**OBJECTIVE:** Every record must be written out once more, with nothing added or omitted.

**RECORDS FOR THE EXERCISE:**
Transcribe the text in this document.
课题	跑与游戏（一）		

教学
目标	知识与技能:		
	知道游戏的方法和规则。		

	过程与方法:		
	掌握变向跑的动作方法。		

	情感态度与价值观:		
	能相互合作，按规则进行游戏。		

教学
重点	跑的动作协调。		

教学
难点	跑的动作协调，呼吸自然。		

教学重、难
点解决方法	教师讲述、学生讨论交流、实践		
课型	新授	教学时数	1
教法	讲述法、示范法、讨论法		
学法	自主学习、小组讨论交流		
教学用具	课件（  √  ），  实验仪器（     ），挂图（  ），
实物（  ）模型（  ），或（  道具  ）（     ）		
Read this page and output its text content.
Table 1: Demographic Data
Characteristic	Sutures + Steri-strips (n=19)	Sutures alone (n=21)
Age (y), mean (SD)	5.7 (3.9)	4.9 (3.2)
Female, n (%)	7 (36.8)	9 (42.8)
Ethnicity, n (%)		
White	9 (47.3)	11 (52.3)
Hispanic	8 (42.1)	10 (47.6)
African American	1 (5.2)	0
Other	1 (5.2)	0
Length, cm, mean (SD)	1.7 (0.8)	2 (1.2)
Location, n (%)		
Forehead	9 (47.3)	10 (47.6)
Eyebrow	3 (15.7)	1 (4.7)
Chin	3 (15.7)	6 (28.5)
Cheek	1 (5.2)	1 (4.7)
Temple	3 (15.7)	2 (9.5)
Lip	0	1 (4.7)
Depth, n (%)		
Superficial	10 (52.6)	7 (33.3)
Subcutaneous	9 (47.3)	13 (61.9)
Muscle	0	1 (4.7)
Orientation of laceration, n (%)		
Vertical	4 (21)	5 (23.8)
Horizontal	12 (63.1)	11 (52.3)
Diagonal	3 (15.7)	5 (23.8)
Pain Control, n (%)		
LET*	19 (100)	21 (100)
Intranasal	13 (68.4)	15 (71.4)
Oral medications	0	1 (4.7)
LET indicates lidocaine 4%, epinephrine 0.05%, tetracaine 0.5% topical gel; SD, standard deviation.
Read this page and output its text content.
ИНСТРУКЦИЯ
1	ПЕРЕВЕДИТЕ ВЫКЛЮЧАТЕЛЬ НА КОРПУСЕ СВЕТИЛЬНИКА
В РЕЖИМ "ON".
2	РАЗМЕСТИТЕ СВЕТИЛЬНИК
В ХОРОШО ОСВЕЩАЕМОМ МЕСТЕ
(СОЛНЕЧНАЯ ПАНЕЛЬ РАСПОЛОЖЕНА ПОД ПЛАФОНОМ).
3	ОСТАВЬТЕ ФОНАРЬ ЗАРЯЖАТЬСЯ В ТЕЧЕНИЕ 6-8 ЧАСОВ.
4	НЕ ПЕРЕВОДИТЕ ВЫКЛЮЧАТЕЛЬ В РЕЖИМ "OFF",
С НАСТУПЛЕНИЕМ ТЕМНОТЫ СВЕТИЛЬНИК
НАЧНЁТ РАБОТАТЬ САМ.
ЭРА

**WORKED SOLUTION:**
Transcribe the text in this document.
课题	跑与游戏（一）		

教学
目标	知识与技能:		
	知道游戏的方法和规则。		

	过程与方法:		
	掌握变向跑的动作方法。		

	情感态度与价值观:		
	能相互合作，按规则进行游戏。		

教学
重点	跑的动作协调。		

教学
难点	跑的动作协调，呼吸自然。		

教学重、难
点解决方法	教师讲述、学生讨论交流、实践		
课型	新授	教学时数	1
教法	讲述法、示范法、讨论法		
学法	自主学习、小组讨论交流		
教学用具	课件（  √  ），  实验仪器（     ），挂图（  ），
实物（  ）模型（  ），或（  道具  ）（     ）		
Read this page and output its text content.
Table 1: Demographic Data
Characteristic	Sutures + Steri-strips (n=19)	Sutures alone (n=21)
Age (y), mean (SD)	5.7 (3.9)	4.9 (3.2)
Female, n (%)	7 (36.8)	9 (42.8)
Ethnicity, n (%)		
White	9 (47.3)	11 (52.3)
Hispanic	8 (42.1)	10 (47.6)
African American	1 (5.2)	0
Other	1 (5.2)	0
Length, cm, mean (SD)	1.7 (0.8)	2 (1.2)
Location, n (%)		
Forehead	9 (47.3)	10 (47.6)
Eyebrow	3 (15.7)	1 (4.7)
Chin	3 (15.7)	6 (28.5)
Cheek	1 (5.2)	1 (4.7)
Temple	3 (15.7)	2 (9.5)
Lip	0	1 (4.7)
Depth, n (%)		
Superficial	10 (52.6)	7 (33.3)
Subcutaneous	9 (47.3)	13 (61.9)
Muscle	0	1 (4.7)
Orientation of laceration, n (%)		
Vertical	4 (21)	5 (23.8)
Horizontal	12 (63.1)	11 (52.3)
Diagonal	3 (15.7)	5 (23.8)
Pain Control, n (%)		
LET*	19 (100)	21 (100)
Intranasal	13 (68.4)	15 (71.4)
Oral medications	0	1 (4.7)
LET indicates lidocaine 4%, epinephrine 0.05%, tetracaine 0.5% topical gel; SD, standard deviation.
Read this page and output its text content.
ИНСТРУКЦИЯ
1	ПЕРЕВЕДИТЕ ВЫКЛЮЧАТЕЛЬ НА КОРПУСЕ СВЕТИЛЬНИКА
В РЕЖИМ "ON".
2	РАЗМЕСТИТЕ СВЕТИЛЬНИК
В ХОРОШО ОСВЕЩАЕМОМ МЕСТЕ
(СОЛНЕЧНАЯ ПАНЕЛЬ РАСПОЛОЖЕНА ПОД ПЛАФОНОМ).
3	ОСТАВЬТЕ ФОНАРЬ ЗАРЯЖАТЬСЯ В ТЕЧЕНИЕ 6-8 ЧАСОВ.
4	НЕ ПЕРЕВОДИТЕ ВЫКЛЮЧАТЕЛЬ В РЕЖИМ "OFF",
С НАСТУПЛЕНИЕМ ТЕМНОТЫ СВЕТИЛЬНИК
НАЧНЁТ РАБОТАТЬ САМ.
ЭРА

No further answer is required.